(Rows from a dataset)
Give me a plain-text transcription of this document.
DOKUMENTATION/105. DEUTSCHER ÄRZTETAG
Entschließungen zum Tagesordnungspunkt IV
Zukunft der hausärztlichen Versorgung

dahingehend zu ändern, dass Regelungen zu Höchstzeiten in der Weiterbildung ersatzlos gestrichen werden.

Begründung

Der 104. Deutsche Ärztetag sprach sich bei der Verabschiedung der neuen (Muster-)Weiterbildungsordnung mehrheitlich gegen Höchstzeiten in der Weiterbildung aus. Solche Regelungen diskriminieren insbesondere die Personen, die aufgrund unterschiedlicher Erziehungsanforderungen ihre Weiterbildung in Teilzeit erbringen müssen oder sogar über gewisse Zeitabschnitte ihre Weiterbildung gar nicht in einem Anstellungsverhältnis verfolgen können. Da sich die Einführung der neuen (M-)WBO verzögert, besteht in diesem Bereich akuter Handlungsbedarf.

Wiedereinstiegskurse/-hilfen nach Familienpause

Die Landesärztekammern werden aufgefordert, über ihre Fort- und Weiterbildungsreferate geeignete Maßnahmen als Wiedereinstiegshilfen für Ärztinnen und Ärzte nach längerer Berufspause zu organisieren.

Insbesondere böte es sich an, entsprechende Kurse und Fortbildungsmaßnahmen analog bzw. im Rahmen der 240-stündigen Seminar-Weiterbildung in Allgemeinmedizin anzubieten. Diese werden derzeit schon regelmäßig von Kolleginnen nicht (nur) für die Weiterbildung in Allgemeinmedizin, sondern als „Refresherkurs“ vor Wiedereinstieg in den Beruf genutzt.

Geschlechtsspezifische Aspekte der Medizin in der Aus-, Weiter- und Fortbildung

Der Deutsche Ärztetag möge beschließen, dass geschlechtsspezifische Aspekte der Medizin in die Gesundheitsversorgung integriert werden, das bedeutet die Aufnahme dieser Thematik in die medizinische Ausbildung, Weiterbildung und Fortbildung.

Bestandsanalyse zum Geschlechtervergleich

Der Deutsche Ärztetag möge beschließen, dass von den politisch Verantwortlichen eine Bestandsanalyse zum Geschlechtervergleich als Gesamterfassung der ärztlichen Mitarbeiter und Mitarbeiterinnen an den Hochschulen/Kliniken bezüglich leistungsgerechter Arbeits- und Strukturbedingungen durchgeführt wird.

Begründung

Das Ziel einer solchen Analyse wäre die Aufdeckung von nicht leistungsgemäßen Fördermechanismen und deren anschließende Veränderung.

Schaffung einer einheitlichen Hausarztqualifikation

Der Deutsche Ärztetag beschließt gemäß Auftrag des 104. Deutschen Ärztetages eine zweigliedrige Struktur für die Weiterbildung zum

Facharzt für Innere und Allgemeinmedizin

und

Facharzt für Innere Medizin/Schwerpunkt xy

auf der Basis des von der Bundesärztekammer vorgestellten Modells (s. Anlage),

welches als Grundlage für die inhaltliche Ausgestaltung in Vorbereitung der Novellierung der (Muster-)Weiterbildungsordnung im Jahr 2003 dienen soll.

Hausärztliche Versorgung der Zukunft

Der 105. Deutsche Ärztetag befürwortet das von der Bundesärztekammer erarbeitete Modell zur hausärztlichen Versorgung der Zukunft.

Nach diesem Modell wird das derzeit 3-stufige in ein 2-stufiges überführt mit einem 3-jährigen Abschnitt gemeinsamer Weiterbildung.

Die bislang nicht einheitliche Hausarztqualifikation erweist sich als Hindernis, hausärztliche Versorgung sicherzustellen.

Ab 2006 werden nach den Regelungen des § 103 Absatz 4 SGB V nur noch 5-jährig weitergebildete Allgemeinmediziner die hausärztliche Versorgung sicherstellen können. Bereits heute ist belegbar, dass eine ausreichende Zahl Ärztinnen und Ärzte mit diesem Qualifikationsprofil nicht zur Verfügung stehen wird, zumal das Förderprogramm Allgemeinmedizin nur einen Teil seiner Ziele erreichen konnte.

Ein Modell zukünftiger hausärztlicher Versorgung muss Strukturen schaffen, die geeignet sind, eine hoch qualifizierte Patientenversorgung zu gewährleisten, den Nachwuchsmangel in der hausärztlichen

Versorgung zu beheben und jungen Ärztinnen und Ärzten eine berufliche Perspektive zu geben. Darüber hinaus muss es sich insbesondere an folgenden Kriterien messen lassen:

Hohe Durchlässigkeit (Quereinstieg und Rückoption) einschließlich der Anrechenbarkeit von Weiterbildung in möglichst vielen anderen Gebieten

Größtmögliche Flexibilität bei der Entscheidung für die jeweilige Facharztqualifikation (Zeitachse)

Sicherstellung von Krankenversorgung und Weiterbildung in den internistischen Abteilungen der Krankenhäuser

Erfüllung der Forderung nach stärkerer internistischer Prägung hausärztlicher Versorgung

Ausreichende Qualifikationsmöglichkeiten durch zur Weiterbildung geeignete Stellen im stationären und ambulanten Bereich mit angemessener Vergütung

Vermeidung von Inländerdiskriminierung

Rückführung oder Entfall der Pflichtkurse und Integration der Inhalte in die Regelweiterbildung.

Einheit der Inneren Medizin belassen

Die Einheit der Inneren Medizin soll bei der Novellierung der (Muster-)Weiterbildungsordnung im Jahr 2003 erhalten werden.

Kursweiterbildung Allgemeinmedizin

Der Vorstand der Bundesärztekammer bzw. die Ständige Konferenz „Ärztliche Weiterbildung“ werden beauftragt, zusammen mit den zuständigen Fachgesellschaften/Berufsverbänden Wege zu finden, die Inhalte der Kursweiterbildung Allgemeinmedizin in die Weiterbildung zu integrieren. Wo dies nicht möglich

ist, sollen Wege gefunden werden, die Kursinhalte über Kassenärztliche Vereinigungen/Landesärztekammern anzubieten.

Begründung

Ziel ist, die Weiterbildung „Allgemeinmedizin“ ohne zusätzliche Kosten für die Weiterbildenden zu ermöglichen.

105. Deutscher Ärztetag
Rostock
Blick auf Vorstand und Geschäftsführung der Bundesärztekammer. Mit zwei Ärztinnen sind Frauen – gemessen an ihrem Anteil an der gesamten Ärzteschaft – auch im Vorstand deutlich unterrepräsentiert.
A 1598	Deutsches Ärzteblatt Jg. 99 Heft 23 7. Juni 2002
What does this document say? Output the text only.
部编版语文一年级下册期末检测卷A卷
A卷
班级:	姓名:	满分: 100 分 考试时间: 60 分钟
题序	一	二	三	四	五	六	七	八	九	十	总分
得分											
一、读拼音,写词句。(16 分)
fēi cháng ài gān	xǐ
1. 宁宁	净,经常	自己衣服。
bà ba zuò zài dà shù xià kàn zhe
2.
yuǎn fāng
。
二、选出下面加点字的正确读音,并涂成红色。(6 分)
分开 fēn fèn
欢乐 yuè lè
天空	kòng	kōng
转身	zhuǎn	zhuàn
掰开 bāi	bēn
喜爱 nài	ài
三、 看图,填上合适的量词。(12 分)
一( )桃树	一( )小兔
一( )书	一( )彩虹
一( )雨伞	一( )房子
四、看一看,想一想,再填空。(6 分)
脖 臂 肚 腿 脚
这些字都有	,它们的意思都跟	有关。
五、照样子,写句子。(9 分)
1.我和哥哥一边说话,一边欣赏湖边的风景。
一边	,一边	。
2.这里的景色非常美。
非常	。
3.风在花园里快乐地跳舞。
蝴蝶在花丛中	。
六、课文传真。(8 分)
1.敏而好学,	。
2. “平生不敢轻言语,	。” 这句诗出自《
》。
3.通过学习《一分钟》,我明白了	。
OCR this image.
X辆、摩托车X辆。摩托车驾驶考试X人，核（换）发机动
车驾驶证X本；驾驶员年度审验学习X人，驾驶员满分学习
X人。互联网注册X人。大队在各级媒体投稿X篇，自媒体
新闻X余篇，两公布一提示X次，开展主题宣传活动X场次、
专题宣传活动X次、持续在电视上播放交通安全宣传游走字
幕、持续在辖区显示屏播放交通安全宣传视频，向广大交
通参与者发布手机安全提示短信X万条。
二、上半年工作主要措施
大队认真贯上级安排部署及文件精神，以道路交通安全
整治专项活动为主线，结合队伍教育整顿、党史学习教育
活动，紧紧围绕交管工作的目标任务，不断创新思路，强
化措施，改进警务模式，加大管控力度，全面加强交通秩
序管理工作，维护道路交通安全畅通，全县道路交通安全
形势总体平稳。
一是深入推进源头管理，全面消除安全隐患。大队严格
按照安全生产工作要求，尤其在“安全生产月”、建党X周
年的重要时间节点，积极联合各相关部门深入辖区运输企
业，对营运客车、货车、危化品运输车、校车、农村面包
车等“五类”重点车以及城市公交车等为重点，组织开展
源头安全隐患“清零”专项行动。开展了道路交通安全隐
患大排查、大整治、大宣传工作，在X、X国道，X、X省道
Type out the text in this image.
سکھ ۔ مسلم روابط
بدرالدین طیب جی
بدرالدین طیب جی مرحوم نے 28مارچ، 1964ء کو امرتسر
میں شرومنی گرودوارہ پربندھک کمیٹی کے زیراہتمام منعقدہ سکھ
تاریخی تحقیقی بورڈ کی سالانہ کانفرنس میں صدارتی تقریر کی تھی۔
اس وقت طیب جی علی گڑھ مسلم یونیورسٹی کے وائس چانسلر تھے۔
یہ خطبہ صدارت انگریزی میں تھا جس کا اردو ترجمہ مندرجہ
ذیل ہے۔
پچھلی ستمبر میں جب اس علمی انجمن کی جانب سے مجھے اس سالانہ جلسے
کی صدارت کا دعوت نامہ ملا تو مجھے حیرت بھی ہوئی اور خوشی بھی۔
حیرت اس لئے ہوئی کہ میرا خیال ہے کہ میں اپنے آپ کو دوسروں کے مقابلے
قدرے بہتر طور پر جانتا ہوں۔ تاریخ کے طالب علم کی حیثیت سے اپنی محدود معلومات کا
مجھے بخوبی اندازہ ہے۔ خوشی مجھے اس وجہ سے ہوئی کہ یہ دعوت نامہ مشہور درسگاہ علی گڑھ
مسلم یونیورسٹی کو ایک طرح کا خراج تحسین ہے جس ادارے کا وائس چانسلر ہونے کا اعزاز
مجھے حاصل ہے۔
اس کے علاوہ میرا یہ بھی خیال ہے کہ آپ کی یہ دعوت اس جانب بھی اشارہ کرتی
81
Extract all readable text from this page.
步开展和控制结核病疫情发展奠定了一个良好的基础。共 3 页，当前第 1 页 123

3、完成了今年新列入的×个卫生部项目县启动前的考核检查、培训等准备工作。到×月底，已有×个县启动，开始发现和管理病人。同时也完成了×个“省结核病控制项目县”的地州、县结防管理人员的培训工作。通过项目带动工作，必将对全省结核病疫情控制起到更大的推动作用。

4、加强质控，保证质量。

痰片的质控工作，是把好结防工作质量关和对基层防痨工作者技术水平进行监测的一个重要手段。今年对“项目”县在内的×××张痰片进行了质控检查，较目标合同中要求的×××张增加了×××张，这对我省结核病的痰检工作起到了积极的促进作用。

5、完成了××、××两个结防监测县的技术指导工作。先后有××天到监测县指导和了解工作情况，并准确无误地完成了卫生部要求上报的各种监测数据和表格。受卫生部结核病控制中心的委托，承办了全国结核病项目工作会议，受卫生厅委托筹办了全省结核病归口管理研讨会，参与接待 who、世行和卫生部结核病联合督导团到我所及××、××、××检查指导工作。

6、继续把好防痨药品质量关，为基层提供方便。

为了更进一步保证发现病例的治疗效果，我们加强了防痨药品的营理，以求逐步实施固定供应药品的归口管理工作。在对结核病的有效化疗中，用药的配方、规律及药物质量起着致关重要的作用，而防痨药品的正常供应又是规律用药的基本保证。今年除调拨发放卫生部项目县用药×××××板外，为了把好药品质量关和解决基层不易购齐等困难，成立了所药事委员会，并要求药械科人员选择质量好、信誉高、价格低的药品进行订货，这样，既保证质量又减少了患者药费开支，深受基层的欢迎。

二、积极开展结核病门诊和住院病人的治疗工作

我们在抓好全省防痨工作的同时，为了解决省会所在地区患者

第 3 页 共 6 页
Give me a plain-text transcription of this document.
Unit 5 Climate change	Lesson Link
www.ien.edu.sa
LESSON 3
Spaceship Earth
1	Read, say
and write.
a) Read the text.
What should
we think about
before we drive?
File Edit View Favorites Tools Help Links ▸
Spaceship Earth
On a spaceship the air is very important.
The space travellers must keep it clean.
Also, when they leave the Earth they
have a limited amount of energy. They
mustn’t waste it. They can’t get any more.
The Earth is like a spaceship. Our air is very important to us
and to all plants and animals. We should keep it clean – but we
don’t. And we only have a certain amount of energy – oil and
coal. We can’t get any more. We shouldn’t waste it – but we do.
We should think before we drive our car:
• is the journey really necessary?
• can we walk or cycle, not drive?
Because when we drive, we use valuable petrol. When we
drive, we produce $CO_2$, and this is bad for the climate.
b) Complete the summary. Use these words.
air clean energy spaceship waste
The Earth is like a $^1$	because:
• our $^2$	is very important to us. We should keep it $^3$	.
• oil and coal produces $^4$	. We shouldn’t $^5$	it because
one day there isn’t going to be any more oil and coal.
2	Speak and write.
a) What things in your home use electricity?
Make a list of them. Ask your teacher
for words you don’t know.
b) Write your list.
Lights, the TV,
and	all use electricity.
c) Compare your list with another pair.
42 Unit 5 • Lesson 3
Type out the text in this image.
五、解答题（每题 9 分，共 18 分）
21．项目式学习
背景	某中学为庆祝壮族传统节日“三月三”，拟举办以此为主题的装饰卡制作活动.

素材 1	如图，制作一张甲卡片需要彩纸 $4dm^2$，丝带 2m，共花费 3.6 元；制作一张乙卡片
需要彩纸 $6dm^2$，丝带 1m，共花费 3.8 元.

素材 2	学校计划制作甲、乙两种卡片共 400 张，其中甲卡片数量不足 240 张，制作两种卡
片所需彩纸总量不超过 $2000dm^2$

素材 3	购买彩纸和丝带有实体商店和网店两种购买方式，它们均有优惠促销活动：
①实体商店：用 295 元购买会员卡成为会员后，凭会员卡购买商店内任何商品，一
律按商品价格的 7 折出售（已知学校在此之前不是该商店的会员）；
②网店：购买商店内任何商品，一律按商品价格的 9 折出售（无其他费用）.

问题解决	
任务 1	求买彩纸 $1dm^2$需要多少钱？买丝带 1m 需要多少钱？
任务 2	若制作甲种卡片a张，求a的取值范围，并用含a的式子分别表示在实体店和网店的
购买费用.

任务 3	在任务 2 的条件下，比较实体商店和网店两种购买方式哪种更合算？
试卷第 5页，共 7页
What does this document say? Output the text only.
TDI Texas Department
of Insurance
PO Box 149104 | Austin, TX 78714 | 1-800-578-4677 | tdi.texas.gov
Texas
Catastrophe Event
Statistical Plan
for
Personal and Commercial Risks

#### [GOAL OF THE EXERCISE]
Copy down every line of the entries containing the word "Höchstzeiten".

#### [RESULT FOR THIS TASK]
dahingehend zu ändern, dass Regelungen zu Höchstzeiten in der Weiterbildung ersatzlos gestrichen werden.
Der 104. Deutsche Ärztetag sprach sich bei der Verabschiedung der neuen (Muster-)Weiterbildungsordnung mehrheitlich gegen Höchstzeiten in der Weiterbildung aus. Solche Regelungen diskriminieren insbesondere die Personen, die aufgrund unterschiedlicher Erziehungsanforderungen ihre Weiterbildung in Teilzeit erbringen müssen oder sogar über gewisse Zeitabschnitte ihre Weiterbildung gar nicht in einem Anstellungsverhältnis verfolgen können. Da sich die Einführung der neuen (M-)WBO verzögert, besteht in diesem Bereich akuter Handlungsbedarf.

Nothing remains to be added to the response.